EXERCISE DIRECTIONS - Present the following data again exactly as it is shown.

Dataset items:
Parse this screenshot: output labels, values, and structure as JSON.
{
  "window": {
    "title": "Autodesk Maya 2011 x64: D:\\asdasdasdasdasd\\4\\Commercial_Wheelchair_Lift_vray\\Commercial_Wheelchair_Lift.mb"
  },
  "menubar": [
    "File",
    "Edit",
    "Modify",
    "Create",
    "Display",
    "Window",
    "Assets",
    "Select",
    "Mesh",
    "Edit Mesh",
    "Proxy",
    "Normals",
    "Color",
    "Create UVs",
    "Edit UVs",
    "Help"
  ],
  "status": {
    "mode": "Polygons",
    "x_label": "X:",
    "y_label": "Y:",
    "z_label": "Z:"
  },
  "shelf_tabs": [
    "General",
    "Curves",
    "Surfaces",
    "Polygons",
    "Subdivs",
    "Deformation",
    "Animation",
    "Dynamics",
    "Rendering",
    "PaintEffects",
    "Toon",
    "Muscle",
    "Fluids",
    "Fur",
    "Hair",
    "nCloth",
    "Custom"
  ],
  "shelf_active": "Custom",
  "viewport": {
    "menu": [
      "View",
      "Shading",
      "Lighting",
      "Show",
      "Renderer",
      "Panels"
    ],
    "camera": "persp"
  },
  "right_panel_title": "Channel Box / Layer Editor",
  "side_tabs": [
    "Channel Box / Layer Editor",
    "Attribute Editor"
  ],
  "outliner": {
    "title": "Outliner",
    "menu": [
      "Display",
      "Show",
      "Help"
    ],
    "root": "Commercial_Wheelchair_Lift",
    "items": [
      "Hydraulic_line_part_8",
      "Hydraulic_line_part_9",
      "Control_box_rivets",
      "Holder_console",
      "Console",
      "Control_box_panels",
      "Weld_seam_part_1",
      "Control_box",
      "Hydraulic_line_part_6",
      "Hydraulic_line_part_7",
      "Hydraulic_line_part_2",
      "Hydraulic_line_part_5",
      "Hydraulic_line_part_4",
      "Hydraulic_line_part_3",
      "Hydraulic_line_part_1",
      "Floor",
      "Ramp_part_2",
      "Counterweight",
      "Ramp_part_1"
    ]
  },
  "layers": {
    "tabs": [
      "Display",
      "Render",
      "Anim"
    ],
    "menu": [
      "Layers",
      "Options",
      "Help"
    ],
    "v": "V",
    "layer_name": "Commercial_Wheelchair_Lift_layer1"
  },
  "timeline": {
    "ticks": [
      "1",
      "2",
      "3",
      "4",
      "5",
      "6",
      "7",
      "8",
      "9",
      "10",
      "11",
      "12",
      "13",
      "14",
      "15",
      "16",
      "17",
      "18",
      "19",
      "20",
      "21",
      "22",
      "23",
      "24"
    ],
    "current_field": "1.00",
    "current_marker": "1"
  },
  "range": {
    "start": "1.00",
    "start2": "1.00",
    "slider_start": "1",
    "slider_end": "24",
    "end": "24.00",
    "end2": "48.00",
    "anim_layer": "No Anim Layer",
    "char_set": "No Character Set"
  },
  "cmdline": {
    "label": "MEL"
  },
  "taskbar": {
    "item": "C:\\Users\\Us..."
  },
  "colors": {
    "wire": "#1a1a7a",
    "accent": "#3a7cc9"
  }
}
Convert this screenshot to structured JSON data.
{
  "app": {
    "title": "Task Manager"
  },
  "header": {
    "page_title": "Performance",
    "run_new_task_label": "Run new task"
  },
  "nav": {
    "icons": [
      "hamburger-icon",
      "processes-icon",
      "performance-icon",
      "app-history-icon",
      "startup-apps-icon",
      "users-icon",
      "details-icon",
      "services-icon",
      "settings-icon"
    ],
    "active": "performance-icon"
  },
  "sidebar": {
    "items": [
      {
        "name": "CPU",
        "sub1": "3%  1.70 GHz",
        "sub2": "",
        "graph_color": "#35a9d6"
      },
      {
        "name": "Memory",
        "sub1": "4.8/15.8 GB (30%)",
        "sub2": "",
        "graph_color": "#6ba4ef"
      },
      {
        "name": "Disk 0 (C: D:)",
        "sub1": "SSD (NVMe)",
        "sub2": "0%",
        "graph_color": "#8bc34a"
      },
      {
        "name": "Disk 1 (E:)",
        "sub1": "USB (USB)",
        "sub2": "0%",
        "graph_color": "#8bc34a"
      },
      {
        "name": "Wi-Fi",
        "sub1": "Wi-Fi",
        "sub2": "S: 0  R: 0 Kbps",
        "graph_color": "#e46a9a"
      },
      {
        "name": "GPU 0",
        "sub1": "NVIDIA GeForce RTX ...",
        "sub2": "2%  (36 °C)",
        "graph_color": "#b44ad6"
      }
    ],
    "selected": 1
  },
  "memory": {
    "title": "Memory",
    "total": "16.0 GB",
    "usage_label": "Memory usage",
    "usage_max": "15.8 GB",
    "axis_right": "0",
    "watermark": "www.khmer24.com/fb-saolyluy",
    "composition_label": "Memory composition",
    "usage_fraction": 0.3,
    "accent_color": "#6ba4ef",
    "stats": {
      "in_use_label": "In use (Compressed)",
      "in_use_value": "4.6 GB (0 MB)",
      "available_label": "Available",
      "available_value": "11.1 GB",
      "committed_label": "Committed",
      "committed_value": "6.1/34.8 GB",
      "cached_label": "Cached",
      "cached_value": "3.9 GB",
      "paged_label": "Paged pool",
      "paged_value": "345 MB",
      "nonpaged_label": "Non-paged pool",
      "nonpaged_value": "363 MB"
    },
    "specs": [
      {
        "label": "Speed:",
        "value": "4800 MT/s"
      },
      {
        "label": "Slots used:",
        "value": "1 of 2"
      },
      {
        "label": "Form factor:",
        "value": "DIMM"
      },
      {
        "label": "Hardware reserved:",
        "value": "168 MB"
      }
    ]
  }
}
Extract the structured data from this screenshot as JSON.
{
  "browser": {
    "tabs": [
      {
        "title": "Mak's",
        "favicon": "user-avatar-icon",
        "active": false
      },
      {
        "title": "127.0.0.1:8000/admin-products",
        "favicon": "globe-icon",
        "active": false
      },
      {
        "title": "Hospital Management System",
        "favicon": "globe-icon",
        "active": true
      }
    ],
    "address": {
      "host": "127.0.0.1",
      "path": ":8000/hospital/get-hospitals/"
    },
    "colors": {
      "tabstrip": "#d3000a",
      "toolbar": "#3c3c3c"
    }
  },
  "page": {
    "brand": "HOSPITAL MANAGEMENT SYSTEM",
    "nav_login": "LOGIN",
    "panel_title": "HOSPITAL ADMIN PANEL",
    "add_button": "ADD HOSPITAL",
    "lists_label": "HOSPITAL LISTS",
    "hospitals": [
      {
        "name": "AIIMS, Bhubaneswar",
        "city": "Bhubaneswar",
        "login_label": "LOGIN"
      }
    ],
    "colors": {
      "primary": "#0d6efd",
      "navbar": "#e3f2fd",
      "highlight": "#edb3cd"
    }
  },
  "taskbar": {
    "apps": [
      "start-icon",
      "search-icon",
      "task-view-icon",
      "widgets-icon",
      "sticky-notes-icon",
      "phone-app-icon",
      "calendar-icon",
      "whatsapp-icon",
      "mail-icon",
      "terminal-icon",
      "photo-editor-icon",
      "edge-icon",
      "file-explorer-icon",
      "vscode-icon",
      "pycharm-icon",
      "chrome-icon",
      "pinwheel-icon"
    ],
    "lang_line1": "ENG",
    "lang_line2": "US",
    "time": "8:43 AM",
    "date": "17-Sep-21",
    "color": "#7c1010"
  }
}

TASK SOLUTION -
Parse this screenshot: output labels, values, and structure as JSON.
{
  "window": {
    "title": "Autodesk Maya 2011 x64: D:\\asdasdasdasdasd\\4\\Commercial_Wheelchair_Lift_vray\\Commercial_Wheelchair_Lift.mb"
  },
  "menubar": [
    "File",
    "Edit",
    "Modify",
    "Create",
    "Display",
    "Window",
    "Assets",
    "Select",
    "Mesh",
    "Edit Mesh",
    "Proxy",
    "Normals",
    "Color",
    "Create UVs",
    "Edit UVs",
    "Help"
  ],
  "status": {
    "mode": "Polygons",
    "x_label": "X:",
    "y_label": "Y:",
    "z_label": "Z:"
  },
  "shelf_tabs": [
    "General",
    "Curves",
    "Surfaces",
    "Polygons",
    "Subdivs",
    "Deformation",
    "Animation",
    "Dynamics",
    "Rendering",
    "PaintEffects",
    "Toon",
    "Muscle",
    "Fluids",
    "Fur",
    "Hair",
    "nCloth",
    "Custom"
  ],
  "shelf_active": "Custom",
  "viewport": {
    "menu": [
      "View",
      "Shading",
      "Lighting",
      "Show",
      "Renderer",
      "Panels"
    ],
    "camera": "persp"
  },
  "right_panel_title": "Channel Box / Layer Editor",
  "side_tabs": [
    "Channel Box / Layer Editor",
    "Attribute Editor"
  ],
  "outliner": {
    "title": "Outliner",
    "menu": [
      "Display",
      "Show",
      "Help"
    ],
    "root": "Commercial_Wheelchair_Lift",
    "items": [
      "Hydraulic_line_part_8",
      "Hydraulic_line_part_9",
      "Control_box_rivets",
      "Holder_console",
      "Console",
      "Control_box_panels",
      "Weld_seam_part_1",
      "Control_box",
      "Hydraulic_line_part_6",
      "Hydraulic_line_part_7",
      "Hydraulic_line_part_2",
      "Hydraulic_line_part_5",
      "Hydraulic_line_part_4",
      "Hydraulic_line_part_3",
      "Hydraulic_line_part_1",
      "Floor",
      "Ramp_part_2",
      "Counterweight",
      "Ramp_part_1"
    ]
  },
  "layers": {
    "tabs": [
      "Display",
      "Render",
      "Anim"
    ],
    "menu": [
      "Layers",
      "Options",
      "Help"
    ],
    "v": "V",
    "layer_name": "Commercial_Wheelchair_Lift_layer1"
  },
  "timeline": {
    "ticks": [
      "1",
      "2",
      "3",
      "4",
      "5",
      "6",
      "7",
      "8",
      "9",
      "10",
      "11",
      "12",
      "13",
      "14",
      "15",
      "16",
      "17",
      "18",
      "19",
      "20",
      "21",
      "22",
      "23",
      "24"
    ],
    "current_field": "1.00",
    "current_marker": "1"
  },
  "range": {
    "start": "1.00",
    "start2": "1.00",
    "slider_start": "1",
    "slider_end": "24",
    "end": "24.00",
    "end2": "48.00",
    "anim_layer": "No Anim Layer",
    "char_set": "No Character Set"
  },
  "cmdline": {
    "label": "MEL"
  },
  "taskbar": {
    "item": "C:\\Users\\Us..."
  },
  "colors": {
    "wire": "#1a1a7a",
    "accent": "#3a7cc9"
  }
}
Convert this screenshot to structured JSON data.
{
  "app": {
    "title": "Task Manager"
  },
  "header": {
    "page_title": "Performance",
    "run_new_task_label": "Run new task"
  },
  "nav": {
    "icons": [
      "hamburger-icon",
      "processes-icon",
      "performance-icon",
      "app-history-icon",
      "startup-apps-icon",
      "users-icon",
      "details-icon",
      "services-icon",
      "settings-icon"
    ],
    "active": "performance-icon"
  },
  "sidebar": {
    "items": [
      {
        "name": "CPU",
        "sub1": "3%  1.70 GHz",
        "sub2": "",
        "graph_color": "#35a9d6"
      },
      {
        "name": "Memory",
        "sub1": "4.8/15.8 GB (30%)",
        "sub2": "",
        "graph_color": "#6ba4ef"
      },
      {
        "name": "Disk 0 (C: D:)",
        "sub1": "SSD (NVMe)",
        "sub2": "0%",
        "graph_color": "#8bc34a"
      },
      {
        "name": "Disk 1 (E:)",
        "sub1": "USB (USB)",
        "sub2": "0%",
        "graph_color": "#8bc34a"
      },
      {
        "name": "Wi-Fi",
        "sub1": "Wi-Fi",
        "sub2": "S: 0  R: 0 Kbps",
        "graph_color": "#e46a9a"
      },
      {
        "name": "GPU 0",
        "sub1": "NVIDIA GeForce RTX ...",
        "sub2": "2%  (36 °C)",
        "graph_color": "#b44ad6"
      }
    ],
    "selected": 1
  },
  "memory": {
    "title": "Memory",
    "total": "16.0 GB",
    "usage_label": "Memory usage",
    "usage_max": "15.8 GB",
    "axis_right": "0",
    "watermark": "www.khmer24.com/fb-saolyluy",
    "composition_label": "Memory composition",
    "usage_fraction": 0.3,
    "accent_color": "#6ba4ef",
    "stats": {
      "in_use_label": "In use (Compressed)",
      "in_use_value": "4.6 GB (0 MB)",
      "available_label": "Available",
      "available_value": "11.1 GB",
      "committed_label": "Committed",
      "committed_value": "6.1/34.8 GB",
      "cached_label": "Cached",
      "cached_value": "3.9 GB",
      "paged_label": "Paged pool",
      "paged_value": "345 MB",
      "nonpaged_label": "Non-paged pool",
      "nonpaged_value": "363 MB"
    },
    "specs": [
      {
        "label": "Speed:",
        "value": "4800 MT/s"
      },
      {
        "label": "Slots used:",
        "value": "1 of 2"
      },
      {
        "label": "Form factor:",
        "value": "DIMM"
      },
      {
        "label": "Hardware reserved:",
        "value": "168 MB"
      }
    ]
  }
}
Extract the structured data from this screenshot as JSON.
{
  "browser": {
    "tabs": [
      {
        "title": "Mak's",
        "favicon": "user-avatar-icon",
        "active": false
      },
      {
        "title": "127.0.0.1:8000/admin-products",
        "favicon": "globe-icon",
        "active": false
      },
      {
        "title": "Hospital Management System",
        "favicon": "globe-icon",
        "active": true
      }
    ],
    "address": {
      "host": "127.0.0.1",
      "path": ":8000/hospital/get-hospitals/"
    },
    "colors": {
      "tabstrip": "#d3000a",
      "toolbar": "#3c3c3c"
    }
  },
  "page": {
    "brand": "HOSPITAL MANAGEMENT SYSTEM",
    "nav_login": "LOGIN",
    "panel_title": "HOSPITAL ADMIN PANEL",
    "add_button": "ADD HOSPITAL",
    "lists_label": "HOSPITAL LISTS",
    "hospitals": [
      {
        "name": "AIIMS, Bhubaneswar",
        "city": "Bhubaneswar",
        "login_label": "LOGIN"
      }
    ],
    "colors": {
      "primary": "#0d6efd",
      "navbar": "#e3f2fd",
      "highlight": "#edb3cd"
    }
  },
  "taskbar": {
    "apps": [
      "start-icon",
      "search-icon",
      "task-view-icon",
      "widgets-icon",
      "sticky-notes-icon",
      "phone-app-icon",
      "calendar-icon",
      "whatsapp-icon",
      "mail-icon",
      "terminal-icon",
      "photo-editor-icon",
      "edge-icon",
      "file-explorer-icon",
      "vscode-icon",
      "pycharm-icon",
      "chrome-icon",
      "pinwheel-icon"
    ],
    "lang_line1": "ENG",
    "lang_line2": "US",
    "time": "8:43 AM",
    "date": "17-Sep-21",
    "color": "#7c1010"
  }
}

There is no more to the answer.